__Records shown__
++++
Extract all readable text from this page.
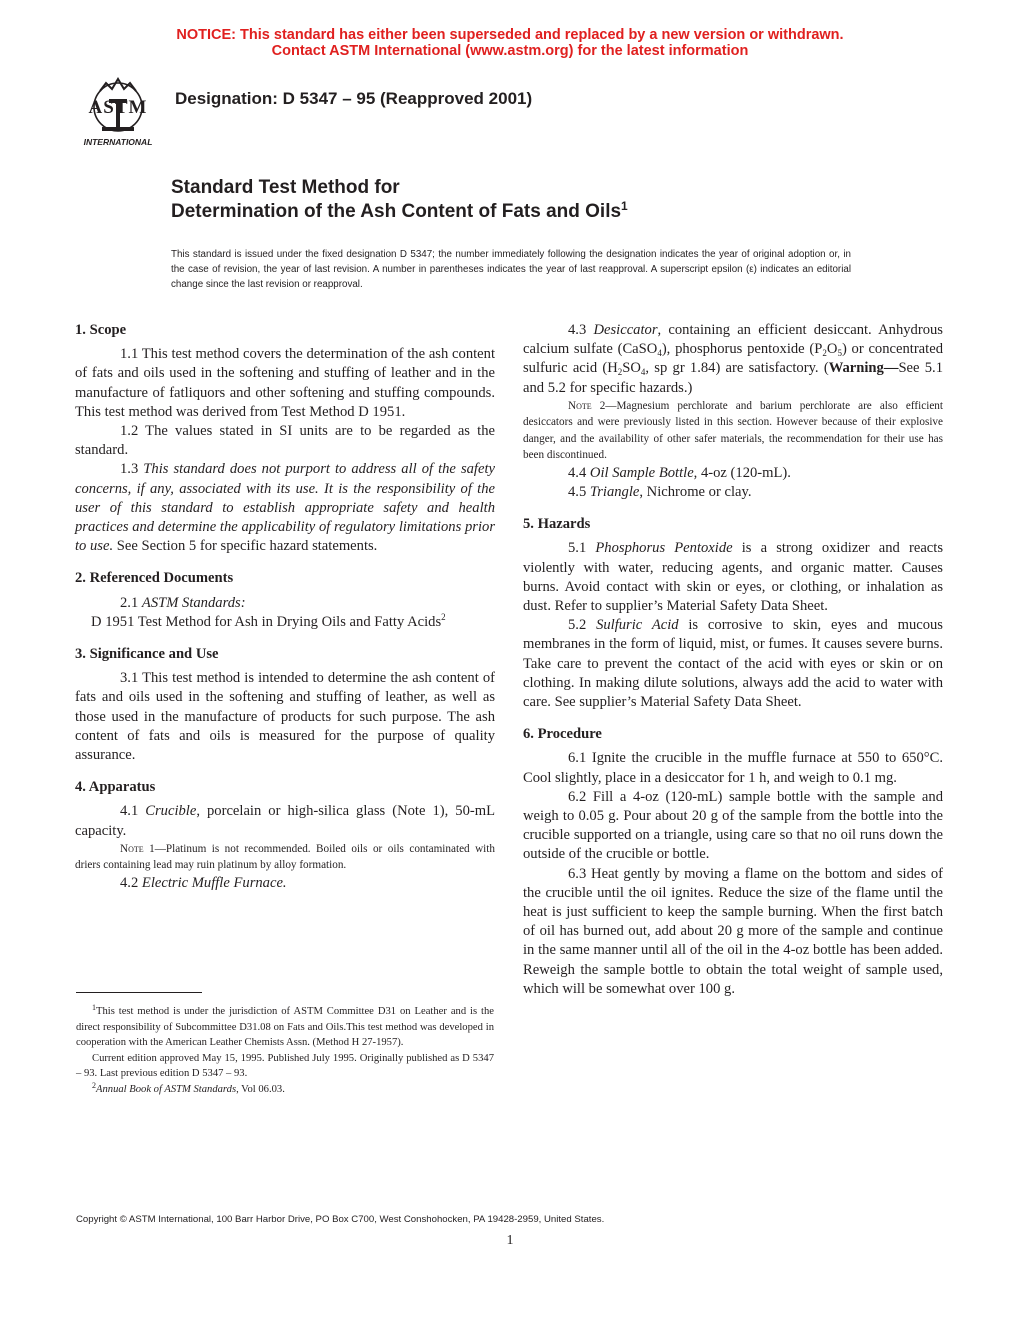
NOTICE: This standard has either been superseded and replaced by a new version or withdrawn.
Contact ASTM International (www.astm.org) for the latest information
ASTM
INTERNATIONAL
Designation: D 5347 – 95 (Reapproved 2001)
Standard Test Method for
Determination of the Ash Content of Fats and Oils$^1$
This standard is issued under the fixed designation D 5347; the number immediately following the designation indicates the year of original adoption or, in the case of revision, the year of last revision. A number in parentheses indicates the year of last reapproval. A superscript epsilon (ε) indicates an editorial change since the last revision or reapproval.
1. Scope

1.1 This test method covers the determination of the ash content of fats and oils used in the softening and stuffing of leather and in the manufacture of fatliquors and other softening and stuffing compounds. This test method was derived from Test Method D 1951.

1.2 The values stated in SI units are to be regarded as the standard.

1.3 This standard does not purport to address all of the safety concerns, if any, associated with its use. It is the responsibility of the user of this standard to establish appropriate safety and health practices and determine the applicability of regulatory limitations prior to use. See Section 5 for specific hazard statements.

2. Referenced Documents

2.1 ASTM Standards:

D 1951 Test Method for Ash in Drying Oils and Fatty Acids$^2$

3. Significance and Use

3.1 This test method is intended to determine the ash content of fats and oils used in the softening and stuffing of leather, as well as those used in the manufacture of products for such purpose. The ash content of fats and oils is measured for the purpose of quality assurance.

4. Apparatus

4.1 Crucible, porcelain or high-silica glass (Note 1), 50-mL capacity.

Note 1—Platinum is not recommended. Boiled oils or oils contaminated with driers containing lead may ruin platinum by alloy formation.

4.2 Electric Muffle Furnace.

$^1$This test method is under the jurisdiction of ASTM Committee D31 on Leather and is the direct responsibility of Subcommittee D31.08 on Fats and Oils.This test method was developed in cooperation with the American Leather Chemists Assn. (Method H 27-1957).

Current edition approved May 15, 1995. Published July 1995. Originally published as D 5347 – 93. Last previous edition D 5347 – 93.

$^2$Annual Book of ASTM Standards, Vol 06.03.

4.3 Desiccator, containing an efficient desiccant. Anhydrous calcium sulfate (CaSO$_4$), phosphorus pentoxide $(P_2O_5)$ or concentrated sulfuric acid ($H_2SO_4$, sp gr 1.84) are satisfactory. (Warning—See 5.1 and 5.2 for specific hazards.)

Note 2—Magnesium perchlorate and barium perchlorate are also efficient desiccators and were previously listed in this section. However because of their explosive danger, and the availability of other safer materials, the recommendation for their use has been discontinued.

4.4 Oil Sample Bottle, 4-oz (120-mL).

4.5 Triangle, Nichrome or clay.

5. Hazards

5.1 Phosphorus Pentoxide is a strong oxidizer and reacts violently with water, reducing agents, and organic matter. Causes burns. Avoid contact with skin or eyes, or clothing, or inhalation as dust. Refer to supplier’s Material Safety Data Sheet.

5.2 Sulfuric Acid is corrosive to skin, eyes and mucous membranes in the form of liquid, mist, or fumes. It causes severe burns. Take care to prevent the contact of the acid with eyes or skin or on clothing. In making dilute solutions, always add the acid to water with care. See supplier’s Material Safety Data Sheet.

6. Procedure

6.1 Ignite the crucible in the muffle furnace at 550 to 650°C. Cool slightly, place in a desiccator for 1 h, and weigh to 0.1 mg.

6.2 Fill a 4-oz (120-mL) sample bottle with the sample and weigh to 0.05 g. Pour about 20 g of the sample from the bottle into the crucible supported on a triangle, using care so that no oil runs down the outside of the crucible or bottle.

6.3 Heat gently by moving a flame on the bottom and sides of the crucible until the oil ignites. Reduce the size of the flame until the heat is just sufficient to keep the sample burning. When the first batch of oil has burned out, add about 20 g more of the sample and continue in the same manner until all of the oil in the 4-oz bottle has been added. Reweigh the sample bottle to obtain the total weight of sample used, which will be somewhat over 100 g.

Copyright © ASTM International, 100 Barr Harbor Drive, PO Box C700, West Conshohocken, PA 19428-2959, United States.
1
++++
__Task to carry out__
Each entry gets copied exactly; the pictures stay out.

__Response to this task__
Extract all readable text from this page.
NOTICE: This standard has either been superseded and replaced by a new version or withdrawn.
Contact ASTM International (www.astm.org) for the latest information
ASTM
INTERNATIONAL
Designation: D 5347 – 95 (Reapproved 2001)
Standard Test Method for
Determination of the Ash Content of Fats and Oils$^1$
This standard is issued under the fixed designation D 5347; the number immediately following the designation indicates the year of original adoption or, in the case of revision, the year of last revision. A number in parentheses indicates the year of last reapproval. A superscript epsilon (ε) indicates an editorial change since the last revision or reapproval.
1. Scope

1.1 This test method covers the determination of the ash content of fats and oils used in the softening and stuffing of leather and in the manufacture of fatliquors and other softening and stuffing compounds. This test method was derived from Test Method D 1951.

1.2 The values stated in SI units are to be regarded as the standard.

1.3 This standard does not purport to address all of the safety concerns, if any, associated with its use. It is the responsibility of the user of this standard to establish appropriate safety and health practices and determine the applicability of regulatory limitations prior to use. See Section 5 for specific hazard statements.

2. Referenced Documents

2.1 ASTM Standards:

D 1951 Test Method for Ash in Drying Oils and Fatty Acids$^2$

3. Significance and Use

3.1 This test method is intended to determine the ash content of fats and oils used in the softening and stuffing of leather, as well as those used in the manufacture of products for such purpose. The ash content of fats and oils is measured for the purpose of quality assurance.

4. Apparatus

4.1 Crucible, porcelain or high-silica glass (Note 1), 50-mL capacity.

Note 1—Platinum is not recommended. Boiled oils or oils contaminated with driers containing lead may ruin platinum by alloy formation.

4.2 Electric Muffle Furnace.

$^1$This test method is under the jurisdiction of ASTM Committee D31 on Leather and is the direct responsibility of Subcommittee D31.08 on Fats and Oils.This test method was developed in cooperation with the American Leather Chemists Assn. (Method H 27-1957).

Current edition approved May 15, 1995. Published July 1995. Originally published as D 5347 – 93. Last previous edition D 5347 – 93.

$^2$Annual Book of ASTM Standards, Vol 06.03.

4.3 Desiccator, containing an efficient desiccant. Anhydrous calcium sulfate (CaSO$_4$), phosphorus pentoxide $(P_2O_5)$ or concentrated sulfuric acid ($H_2SO_4$, sp gr 1.84) are satisfactory. (Warning—See 5.1 and 5.2 for specific hazards.)

Note 2—Magnesium perchlorate and barium perchlorate are also efficient desiccators and were previously listed in this section. However because of their explosive danger, and the availability of other safer materials, the recommendation for their use has been discontinued.

4.4 Oil Sample Bottle, 4-oz (120-mL).

4.5 Triangle, Nichrome or clay.

5. Hazards

5.1 Phosphorus Pentoxide is a strong oxidizer and reacts violently with water, reducing agents, and organic matter. Causes burns. Avoid contact with skin or eyes, or clothing, or inhalation as dust. Refer to supplier’s Material Safety Data Sheet.

5.2 Sulfuric Acid is corrosive to skin, eyes and mucous membranes in the form of liquid, mist, or fumes. It causes severe burns. Take care to prevent the contact of the acid with eyes or skin or on clothing. In making dilute solutions, always add the acid to water with care. See supplier’s Material Safety Data Sheet.

6. Procedure

6.1 Ignite the crucible in the muffle furnace at 550 to 650°C. Cool slightly, place in a desiccator for 1 h, and weigh to 0.1 mg.

6.2 Fill a 4-oz (120-mL) sample bottle with the sample and weigh to 0.05 g. Pour about 20 g of the sample from the bottle into the crucible supported on a triangle, using care so that no oil runs down the outside of the crucible or bottle.

6.3 Heat gently by moving a flame on the bottom and sides of the crucible until the oil ignites. Reduce the size of the flame until the heat is just sufficient to keep the sample burning. When the first batch of oil has burned out, add about 20 g more of the sample and continue in the same manner until all of the oil in the 4-oz bottle has been added. Reweigh the sample bottle to obtain the total weight of sample used, which will be somewhat over 100 g.

Copyright © ASTM International, 100 Barr Harbor Drive, PO Box C700, West Conshohocken, PA 19428-2959, United States.
1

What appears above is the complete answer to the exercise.